Goal of the exercise: Scan the entries below. List each line with "Duplicate".

>> START Supplied entries

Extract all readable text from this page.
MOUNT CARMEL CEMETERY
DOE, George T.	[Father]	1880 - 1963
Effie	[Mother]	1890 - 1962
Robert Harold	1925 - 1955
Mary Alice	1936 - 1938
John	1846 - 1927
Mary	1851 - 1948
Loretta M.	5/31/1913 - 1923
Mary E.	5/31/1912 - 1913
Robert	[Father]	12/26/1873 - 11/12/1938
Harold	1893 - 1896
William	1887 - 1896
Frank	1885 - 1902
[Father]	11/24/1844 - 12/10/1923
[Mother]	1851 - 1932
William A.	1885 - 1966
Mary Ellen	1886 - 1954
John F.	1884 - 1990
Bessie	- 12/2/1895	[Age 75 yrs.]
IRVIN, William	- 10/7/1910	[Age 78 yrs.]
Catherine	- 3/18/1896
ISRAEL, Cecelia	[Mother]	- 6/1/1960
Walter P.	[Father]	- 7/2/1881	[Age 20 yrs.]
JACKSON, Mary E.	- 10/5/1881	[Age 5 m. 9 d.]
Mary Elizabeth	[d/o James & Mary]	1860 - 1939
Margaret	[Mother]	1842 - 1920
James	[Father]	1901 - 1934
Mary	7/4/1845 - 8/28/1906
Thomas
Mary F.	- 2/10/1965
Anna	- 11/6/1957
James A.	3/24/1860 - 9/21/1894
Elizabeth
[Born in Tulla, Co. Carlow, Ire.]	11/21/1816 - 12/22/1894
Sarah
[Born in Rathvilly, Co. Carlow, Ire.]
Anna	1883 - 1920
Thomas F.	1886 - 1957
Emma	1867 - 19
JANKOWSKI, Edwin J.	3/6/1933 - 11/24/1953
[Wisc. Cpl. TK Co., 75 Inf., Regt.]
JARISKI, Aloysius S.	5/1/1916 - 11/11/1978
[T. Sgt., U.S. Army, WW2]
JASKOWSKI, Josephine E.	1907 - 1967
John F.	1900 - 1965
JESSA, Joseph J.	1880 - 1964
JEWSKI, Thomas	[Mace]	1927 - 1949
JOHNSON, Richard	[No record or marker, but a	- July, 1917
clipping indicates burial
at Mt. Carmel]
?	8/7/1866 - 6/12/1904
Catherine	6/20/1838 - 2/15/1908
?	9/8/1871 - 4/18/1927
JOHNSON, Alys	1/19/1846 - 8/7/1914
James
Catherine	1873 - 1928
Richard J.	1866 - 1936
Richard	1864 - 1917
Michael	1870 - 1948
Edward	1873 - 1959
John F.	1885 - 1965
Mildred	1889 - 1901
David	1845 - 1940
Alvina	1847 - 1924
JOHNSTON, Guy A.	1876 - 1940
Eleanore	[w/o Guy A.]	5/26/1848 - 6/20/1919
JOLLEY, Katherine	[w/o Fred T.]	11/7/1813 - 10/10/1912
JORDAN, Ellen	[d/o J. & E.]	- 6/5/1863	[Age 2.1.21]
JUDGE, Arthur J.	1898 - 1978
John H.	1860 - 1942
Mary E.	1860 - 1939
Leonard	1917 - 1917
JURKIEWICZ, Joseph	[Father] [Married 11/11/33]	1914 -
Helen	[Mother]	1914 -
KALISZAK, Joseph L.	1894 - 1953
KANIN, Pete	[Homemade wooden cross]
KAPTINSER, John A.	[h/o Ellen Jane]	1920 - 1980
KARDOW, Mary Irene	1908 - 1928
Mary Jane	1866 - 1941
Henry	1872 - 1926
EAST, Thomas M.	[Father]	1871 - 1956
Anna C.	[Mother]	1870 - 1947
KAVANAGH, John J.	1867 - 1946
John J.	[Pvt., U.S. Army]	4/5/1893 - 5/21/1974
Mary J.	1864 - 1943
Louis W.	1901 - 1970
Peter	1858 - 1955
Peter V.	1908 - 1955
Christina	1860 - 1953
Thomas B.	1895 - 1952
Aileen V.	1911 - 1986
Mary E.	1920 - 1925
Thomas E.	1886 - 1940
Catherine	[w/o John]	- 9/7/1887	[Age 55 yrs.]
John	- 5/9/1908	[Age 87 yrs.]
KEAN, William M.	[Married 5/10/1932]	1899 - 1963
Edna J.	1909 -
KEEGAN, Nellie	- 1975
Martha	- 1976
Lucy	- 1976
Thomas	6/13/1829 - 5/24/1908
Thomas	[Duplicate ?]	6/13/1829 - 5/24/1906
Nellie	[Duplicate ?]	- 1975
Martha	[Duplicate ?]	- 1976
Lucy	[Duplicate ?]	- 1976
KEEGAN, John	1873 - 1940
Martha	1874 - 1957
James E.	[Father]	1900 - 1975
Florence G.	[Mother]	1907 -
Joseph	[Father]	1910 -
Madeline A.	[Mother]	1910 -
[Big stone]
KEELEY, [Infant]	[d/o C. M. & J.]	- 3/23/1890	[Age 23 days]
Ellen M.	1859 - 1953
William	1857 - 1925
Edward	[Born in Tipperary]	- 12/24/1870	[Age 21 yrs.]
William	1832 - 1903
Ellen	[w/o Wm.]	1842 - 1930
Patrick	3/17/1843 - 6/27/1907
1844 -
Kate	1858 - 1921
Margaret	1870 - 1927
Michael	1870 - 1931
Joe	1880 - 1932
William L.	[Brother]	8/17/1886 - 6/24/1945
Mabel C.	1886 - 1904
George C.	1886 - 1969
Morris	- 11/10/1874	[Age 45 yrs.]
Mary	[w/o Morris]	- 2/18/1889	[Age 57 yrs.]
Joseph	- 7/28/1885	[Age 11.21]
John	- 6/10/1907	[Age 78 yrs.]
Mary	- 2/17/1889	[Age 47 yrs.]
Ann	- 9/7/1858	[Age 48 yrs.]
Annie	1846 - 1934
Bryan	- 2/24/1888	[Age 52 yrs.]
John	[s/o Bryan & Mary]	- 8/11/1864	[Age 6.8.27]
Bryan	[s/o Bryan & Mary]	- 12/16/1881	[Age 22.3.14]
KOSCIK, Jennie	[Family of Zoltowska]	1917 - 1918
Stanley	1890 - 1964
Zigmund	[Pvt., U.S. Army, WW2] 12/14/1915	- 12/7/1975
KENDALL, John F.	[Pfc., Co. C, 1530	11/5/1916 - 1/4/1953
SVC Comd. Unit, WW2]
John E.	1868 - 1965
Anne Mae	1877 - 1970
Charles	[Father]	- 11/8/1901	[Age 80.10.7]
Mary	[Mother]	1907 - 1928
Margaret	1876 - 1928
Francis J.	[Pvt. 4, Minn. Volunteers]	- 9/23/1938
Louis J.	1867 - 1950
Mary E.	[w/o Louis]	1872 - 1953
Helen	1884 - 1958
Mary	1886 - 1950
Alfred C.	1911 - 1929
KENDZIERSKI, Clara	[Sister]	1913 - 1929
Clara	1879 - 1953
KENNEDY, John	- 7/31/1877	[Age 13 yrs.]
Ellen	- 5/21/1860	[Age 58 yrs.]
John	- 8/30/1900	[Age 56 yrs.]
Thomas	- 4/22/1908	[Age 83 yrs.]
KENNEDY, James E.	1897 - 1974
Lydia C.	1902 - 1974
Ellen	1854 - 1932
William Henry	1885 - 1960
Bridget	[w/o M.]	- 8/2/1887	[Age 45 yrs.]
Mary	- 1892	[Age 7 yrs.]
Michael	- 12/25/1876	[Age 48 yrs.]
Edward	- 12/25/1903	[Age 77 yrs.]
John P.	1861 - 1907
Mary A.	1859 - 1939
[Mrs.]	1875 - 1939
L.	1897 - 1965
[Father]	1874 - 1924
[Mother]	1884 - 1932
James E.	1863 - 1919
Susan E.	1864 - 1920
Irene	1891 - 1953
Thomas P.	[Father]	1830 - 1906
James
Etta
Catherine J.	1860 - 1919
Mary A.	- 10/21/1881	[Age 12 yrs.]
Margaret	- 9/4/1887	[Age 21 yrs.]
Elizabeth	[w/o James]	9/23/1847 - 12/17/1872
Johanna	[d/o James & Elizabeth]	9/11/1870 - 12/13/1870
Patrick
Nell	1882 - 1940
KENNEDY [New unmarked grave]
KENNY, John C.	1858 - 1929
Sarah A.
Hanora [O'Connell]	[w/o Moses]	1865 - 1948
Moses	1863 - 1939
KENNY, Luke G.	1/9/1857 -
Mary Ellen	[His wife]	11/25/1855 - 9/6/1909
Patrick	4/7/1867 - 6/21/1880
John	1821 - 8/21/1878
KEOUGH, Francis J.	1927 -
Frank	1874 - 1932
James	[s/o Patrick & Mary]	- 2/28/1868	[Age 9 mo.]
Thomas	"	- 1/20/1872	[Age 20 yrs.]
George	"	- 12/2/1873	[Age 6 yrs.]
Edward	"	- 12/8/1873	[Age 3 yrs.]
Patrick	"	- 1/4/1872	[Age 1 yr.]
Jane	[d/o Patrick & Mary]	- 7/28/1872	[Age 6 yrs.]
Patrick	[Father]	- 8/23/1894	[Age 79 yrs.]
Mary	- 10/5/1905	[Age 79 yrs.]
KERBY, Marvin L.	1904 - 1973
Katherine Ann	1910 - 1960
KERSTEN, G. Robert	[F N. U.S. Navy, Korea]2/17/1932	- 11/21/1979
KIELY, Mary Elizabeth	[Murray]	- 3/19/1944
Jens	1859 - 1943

>> END Supplied entries

Result:
Thomas	[Duplicate ?]	6/13/1829 - 5/24/1906
Nellie	[Duplicate ?]	- 1975
Martha	[Duplicate ?]	- 1976
Lucy	[Duplicate ?]	- 1976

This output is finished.